* start Data provided *

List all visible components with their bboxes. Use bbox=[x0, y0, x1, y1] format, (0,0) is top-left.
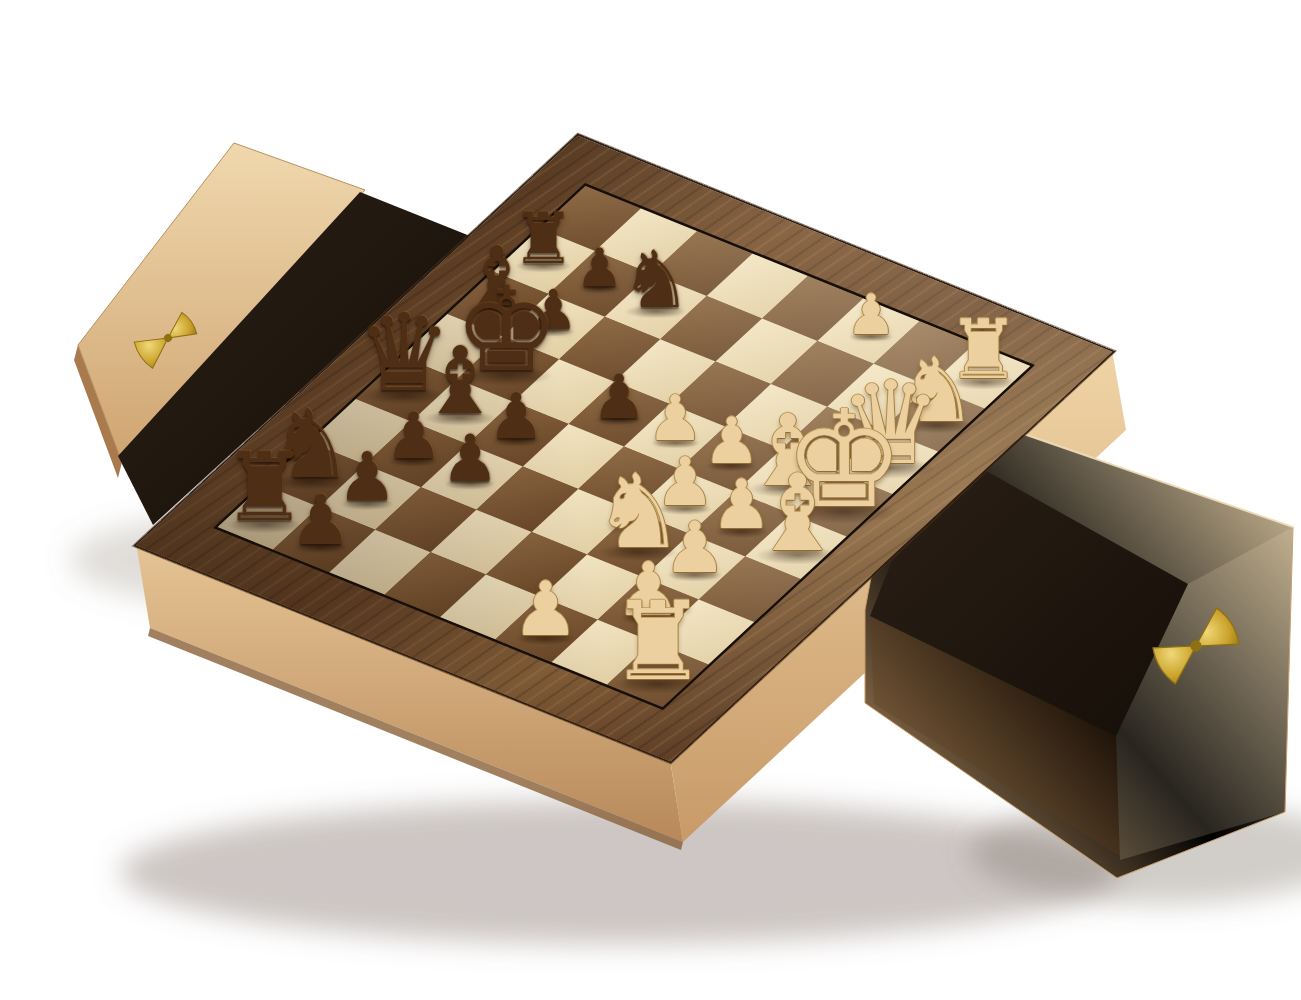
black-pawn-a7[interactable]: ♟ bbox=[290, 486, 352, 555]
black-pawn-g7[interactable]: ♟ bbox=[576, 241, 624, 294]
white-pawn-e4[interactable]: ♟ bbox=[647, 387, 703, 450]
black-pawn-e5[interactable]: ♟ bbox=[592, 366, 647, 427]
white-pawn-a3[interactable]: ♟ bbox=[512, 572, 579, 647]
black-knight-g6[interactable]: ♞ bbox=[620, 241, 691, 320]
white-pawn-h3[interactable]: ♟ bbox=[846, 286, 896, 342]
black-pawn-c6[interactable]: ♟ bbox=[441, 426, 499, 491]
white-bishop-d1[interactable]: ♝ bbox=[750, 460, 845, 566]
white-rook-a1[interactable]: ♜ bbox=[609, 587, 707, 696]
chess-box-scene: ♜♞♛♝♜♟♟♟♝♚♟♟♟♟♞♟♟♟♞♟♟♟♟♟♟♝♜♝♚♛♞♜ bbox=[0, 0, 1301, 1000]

* end Data provided *

Give the stretch of rows from the one containing "black-pawn-a7[interactable]: ♟ bbox=[290, 486, 352, 555]" through the end of the rows as a numbered list, leaving out any blank lines.

1. black-pawn-a7[interactable]: ♟ bbox=[290, 486, 352, 555]
2. black-pawn-g7[interactable]: ♟ bbox=[576, 241, 624, 294]
3. white-pawn-e4[interactable]: ♟ bbox=[647, 387, 703, 450]
4. black-pawn-e5[interactable]: ♟ bbox=[592, 366, 647, 427]
5. white-pawn-a3[interactable]: ♟ bbox=[512, 572, 579, 647]
6. black-knight-g6[interactable]: ♞ bbox=[620, 241, 691, 320]
7. white-pawn-h3[interactable]: ♟ bbox=[846, 286, 896, 342]
8. black-pawn-c6[interactable]: ♟ bbox=[441, 426, 499, 491]
9. white-bishop-d1[interactable]: ♝ bbox=[750, 460, 845, 566]
10. white-rook-a1[interactable]: ♜ bbox=[609, 587, 707, 696]
11. chess-box-scene: ♜♞♛♝♜♟♟♟♝♚♟♟♟♟♞♟♟♟♞♟♟♟♟♟♟♝♜♝♚♛♞♜ bbox=[0, 0, 1301, 1000]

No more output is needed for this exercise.